Your task: From the entries below, extract every line that includes the word "mayo".

[Data records]
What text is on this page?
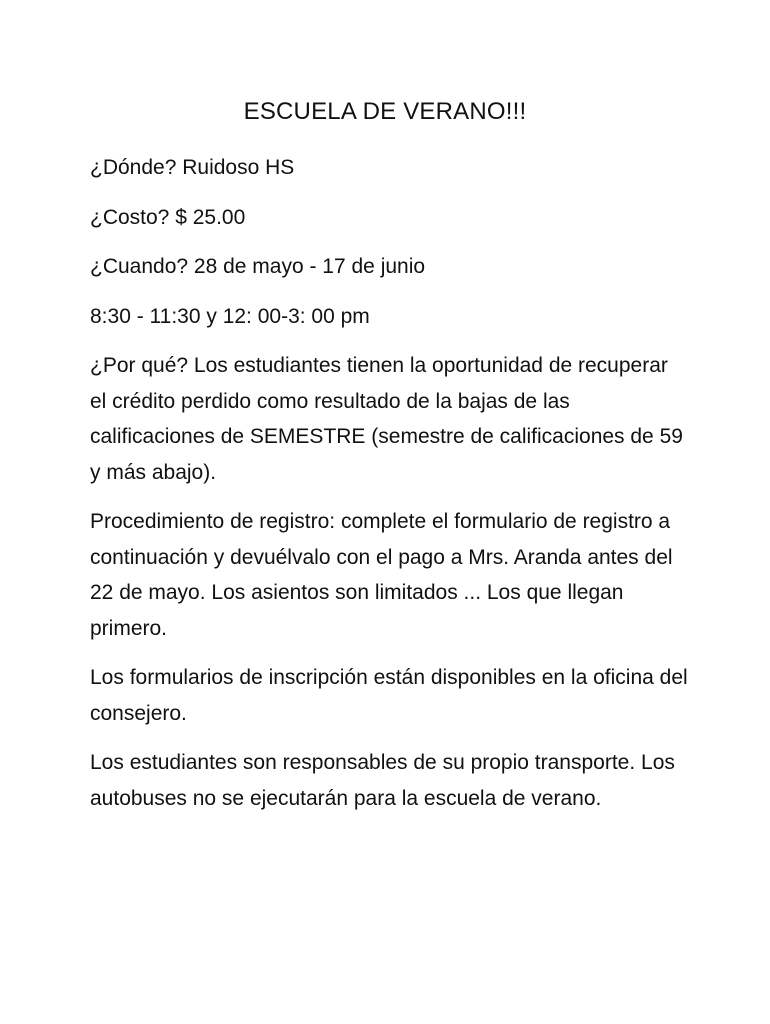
ESCUELA DE VERANO!!!

¿Dónde? Ruidoso HS

¿Costo? $ 25.00

¿Cuando? 28 de mayo - 17 de junio

8:30 - 11:30 y 12: 00-3: 00 pm

¿Por qué? Los estudiantes tienen la oportunidad de recuperar el crédito perdido como resultado de la bajas de las calificaciones de SEMESTRE (semestre de calificaciones de 59 y más abajo).

Procedimiento de registro: complete el formulario de registro a continuación y devuélvalo con el pago a Mrs. Aranda antes del 22 de mayo. Los asientos son limitados ... Los que llegan primero.

Los formularios de inscripción están disponibles en la oficina del consejero.

Los estudiantes son responsables de su propio transporte. Los autobuses no se ejecutarán para la escuela de verano.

Task output:
¿Cuando? 28 de mayo - 17 de junio
Procedimiento de registro: complete el formulario de registro a continuación y devuélvalo con el pago a Mrs. Aranda antes del 22 de mayo. Los asientos son limitados ... Los que llegan primero.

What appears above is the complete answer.